◆ REQUIRED WORK ◆
Filter the entries and keep only the lines where the string "Förderung" appears.

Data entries
>> BEGIN
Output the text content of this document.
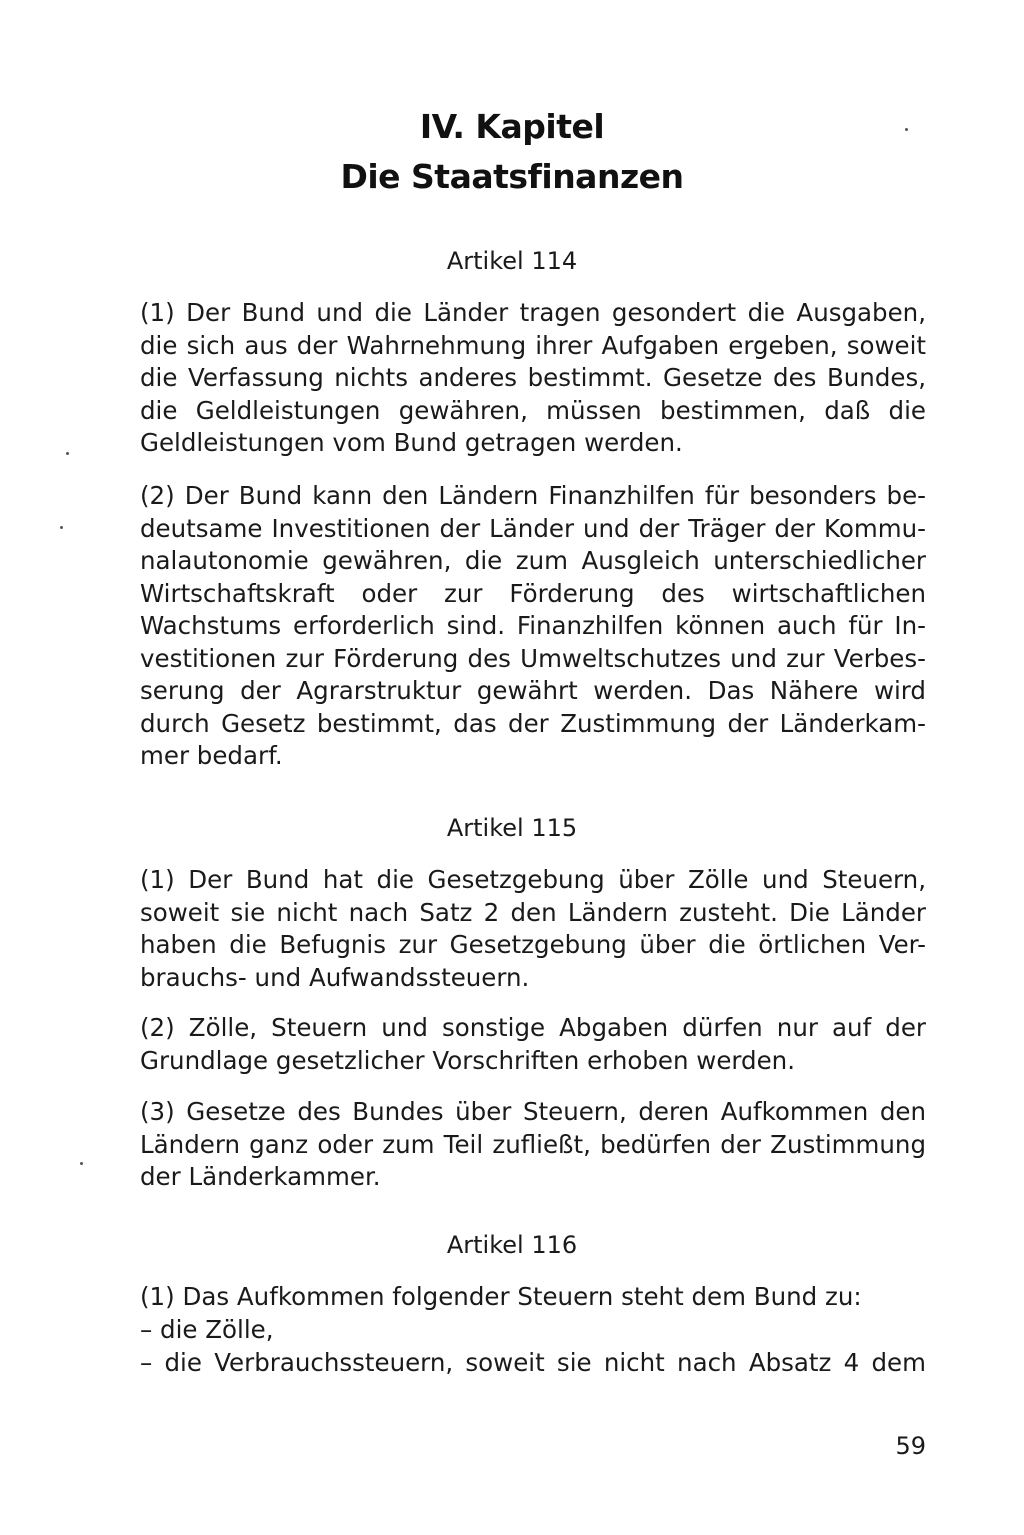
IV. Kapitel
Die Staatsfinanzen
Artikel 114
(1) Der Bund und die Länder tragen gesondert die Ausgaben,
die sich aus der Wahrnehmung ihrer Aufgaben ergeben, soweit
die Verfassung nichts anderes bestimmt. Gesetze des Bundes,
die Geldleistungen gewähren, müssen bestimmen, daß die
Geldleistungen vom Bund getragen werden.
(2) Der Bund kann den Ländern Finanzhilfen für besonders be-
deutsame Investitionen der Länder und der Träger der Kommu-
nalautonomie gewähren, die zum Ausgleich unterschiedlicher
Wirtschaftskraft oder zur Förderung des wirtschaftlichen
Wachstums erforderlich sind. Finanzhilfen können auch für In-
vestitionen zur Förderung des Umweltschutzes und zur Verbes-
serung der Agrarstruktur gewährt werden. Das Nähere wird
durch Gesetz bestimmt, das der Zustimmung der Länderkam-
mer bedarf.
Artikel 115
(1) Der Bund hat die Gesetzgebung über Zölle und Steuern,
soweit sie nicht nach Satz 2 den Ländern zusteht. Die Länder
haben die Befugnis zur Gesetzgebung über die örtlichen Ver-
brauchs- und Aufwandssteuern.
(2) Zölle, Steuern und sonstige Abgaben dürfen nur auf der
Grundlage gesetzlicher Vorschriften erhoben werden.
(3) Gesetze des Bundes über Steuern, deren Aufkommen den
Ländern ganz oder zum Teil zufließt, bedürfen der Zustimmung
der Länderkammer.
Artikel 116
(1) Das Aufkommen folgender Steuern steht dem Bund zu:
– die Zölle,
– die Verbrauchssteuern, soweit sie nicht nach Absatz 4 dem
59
>> END
>> BEGIN
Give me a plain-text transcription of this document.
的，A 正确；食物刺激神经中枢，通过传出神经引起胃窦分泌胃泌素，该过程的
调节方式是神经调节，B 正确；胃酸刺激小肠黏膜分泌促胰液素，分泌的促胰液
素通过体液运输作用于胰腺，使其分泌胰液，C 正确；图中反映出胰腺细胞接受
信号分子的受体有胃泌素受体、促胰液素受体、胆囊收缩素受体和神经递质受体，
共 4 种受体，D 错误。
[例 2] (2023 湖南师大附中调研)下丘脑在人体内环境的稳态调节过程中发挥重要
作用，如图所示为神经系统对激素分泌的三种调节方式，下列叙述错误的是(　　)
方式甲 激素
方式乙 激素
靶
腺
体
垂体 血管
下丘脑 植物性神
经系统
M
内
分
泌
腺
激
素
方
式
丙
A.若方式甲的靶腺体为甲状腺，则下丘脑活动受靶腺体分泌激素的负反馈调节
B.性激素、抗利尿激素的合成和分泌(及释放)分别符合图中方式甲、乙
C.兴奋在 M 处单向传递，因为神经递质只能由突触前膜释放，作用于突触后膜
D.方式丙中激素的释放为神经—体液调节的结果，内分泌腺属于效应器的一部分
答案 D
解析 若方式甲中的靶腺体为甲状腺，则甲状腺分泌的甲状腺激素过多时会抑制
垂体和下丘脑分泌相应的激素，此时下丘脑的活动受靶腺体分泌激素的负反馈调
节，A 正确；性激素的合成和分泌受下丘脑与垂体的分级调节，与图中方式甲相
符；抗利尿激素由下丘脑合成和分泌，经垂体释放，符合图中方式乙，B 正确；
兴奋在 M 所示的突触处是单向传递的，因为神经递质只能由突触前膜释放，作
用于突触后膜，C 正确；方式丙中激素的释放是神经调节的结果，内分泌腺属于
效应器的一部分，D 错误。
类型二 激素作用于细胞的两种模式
>> END
>> BEGIN
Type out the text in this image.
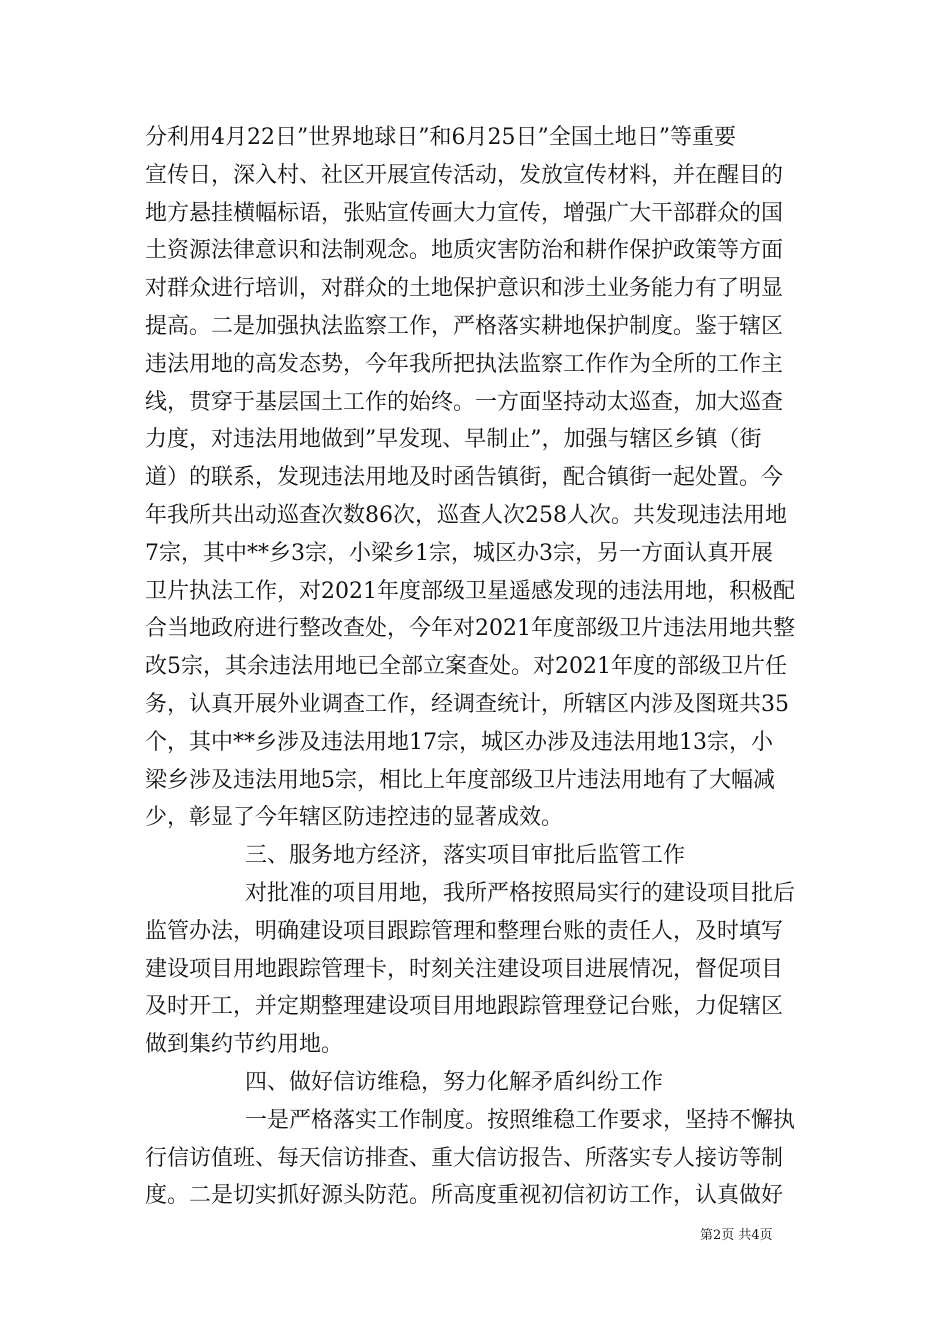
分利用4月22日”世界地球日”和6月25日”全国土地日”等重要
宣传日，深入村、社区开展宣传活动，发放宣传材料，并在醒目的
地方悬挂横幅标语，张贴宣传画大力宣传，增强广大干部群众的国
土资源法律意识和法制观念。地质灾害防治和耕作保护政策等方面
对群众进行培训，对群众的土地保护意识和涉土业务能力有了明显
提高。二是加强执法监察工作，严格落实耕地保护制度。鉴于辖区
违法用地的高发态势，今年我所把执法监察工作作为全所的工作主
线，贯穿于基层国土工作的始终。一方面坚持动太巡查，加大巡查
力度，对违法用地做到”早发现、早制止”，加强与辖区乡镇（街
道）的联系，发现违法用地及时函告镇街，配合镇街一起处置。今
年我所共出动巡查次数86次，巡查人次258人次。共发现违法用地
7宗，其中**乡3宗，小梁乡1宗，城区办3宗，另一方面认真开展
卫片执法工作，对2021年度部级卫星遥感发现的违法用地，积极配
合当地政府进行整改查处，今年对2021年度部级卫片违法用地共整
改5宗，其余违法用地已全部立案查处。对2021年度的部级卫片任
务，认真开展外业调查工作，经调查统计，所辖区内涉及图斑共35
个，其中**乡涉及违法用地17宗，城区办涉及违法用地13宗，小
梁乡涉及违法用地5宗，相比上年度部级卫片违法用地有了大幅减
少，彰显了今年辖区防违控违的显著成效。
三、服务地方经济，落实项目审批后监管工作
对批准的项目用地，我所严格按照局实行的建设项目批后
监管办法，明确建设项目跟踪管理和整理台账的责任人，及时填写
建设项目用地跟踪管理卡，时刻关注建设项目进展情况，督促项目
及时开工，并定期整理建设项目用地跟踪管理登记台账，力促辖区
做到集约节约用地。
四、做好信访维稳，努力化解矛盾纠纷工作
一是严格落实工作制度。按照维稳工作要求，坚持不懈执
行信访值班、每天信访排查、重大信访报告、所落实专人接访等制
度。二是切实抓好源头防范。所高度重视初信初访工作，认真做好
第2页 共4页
>> END
◆ REPLY ◆
Wirtschaftskraft oder zur Förderung des wirtschaftlichen
vestitionen zur Förderung des Umweltschutzes und zur Verbes-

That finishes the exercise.